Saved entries

# # # #

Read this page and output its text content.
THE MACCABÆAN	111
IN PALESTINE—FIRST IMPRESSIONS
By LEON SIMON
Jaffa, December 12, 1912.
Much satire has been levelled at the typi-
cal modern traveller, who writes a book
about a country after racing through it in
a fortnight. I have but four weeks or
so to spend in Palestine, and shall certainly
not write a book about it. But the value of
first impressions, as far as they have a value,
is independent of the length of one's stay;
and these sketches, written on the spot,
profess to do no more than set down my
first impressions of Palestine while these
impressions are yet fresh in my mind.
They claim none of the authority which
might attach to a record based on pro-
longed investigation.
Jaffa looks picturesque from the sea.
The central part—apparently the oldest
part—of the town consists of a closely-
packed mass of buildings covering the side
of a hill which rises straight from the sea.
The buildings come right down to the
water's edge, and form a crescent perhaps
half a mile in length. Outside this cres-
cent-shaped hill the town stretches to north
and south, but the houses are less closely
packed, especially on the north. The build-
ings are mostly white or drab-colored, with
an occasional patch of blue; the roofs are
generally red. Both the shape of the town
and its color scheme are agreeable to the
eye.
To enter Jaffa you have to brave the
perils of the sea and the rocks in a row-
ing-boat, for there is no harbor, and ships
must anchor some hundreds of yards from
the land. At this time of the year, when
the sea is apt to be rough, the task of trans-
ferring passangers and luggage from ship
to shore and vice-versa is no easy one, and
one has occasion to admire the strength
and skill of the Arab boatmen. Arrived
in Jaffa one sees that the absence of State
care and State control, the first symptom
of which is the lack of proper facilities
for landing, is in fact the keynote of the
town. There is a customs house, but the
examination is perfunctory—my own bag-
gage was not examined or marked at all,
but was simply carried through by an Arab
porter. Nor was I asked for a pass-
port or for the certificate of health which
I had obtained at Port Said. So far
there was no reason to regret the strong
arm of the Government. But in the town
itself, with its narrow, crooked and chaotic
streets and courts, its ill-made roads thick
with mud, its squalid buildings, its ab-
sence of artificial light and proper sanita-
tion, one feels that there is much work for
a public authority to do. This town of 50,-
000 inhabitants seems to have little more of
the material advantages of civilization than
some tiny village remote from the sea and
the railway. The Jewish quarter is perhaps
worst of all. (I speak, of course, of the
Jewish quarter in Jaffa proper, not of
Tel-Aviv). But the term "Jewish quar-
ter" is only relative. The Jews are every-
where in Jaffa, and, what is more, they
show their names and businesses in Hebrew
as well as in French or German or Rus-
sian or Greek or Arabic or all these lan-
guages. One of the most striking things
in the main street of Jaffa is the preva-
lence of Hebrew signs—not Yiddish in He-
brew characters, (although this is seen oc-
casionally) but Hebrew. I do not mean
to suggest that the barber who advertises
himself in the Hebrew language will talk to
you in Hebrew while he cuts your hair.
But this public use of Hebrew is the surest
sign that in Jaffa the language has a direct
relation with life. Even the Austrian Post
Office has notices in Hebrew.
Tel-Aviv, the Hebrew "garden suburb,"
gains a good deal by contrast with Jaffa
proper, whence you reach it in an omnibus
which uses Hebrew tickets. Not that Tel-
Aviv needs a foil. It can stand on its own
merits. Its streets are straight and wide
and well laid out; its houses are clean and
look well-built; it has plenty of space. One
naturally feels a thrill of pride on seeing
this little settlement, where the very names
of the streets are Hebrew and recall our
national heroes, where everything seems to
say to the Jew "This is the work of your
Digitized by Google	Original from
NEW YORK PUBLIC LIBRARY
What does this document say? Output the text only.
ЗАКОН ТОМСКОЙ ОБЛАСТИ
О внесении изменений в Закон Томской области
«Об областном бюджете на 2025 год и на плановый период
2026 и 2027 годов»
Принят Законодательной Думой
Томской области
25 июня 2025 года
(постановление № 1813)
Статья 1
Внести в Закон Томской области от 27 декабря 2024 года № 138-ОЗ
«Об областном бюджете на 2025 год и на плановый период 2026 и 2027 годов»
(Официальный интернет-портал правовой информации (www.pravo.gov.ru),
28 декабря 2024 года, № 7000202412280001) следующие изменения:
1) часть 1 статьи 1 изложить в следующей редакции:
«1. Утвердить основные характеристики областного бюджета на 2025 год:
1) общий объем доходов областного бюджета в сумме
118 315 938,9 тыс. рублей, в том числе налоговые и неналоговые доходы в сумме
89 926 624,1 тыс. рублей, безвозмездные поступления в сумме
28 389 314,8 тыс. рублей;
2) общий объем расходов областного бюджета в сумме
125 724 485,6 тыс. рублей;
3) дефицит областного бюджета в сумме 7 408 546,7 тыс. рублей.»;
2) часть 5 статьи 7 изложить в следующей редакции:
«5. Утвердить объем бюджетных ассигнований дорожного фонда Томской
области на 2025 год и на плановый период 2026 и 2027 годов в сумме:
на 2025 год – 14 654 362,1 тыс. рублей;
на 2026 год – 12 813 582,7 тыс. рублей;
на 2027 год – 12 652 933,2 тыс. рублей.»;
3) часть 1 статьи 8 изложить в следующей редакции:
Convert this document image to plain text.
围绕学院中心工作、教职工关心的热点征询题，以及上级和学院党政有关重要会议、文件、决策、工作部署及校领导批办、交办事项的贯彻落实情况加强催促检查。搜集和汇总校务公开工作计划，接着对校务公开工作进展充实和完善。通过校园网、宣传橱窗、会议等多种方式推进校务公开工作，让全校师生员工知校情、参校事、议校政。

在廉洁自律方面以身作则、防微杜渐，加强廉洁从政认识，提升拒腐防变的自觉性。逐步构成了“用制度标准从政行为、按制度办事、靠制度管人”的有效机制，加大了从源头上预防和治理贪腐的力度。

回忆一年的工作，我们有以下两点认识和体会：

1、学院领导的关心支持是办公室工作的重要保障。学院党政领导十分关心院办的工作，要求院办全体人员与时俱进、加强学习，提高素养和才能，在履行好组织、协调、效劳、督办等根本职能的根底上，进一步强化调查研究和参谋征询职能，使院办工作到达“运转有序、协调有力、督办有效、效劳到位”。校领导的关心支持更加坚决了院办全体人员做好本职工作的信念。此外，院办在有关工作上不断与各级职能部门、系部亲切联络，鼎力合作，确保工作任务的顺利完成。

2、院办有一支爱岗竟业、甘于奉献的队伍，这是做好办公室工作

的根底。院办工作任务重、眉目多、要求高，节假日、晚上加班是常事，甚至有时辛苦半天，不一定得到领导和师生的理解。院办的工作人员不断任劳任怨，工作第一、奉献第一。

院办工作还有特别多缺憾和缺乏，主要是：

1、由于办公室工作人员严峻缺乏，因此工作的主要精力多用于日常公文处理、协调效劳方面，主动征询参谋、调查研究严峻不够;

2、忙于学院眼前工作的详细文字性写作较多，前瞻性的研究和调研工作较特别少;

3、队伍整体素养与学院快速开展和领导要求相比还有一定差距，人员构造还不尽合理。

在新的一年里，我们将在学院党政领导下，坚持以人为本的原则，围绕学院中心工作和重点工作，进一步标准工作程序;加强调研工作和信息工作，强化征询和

# # # #

## WHAT TO DO
Every line in the data above that contains "proper" needs to be copied.

## WRITTEN SOLUTION
of which is the lack of proper facilities
sence of artificial light and proper sanita-
Jewish quarter in Jaffa proper, not of
proper, whence you reach it in an omnibus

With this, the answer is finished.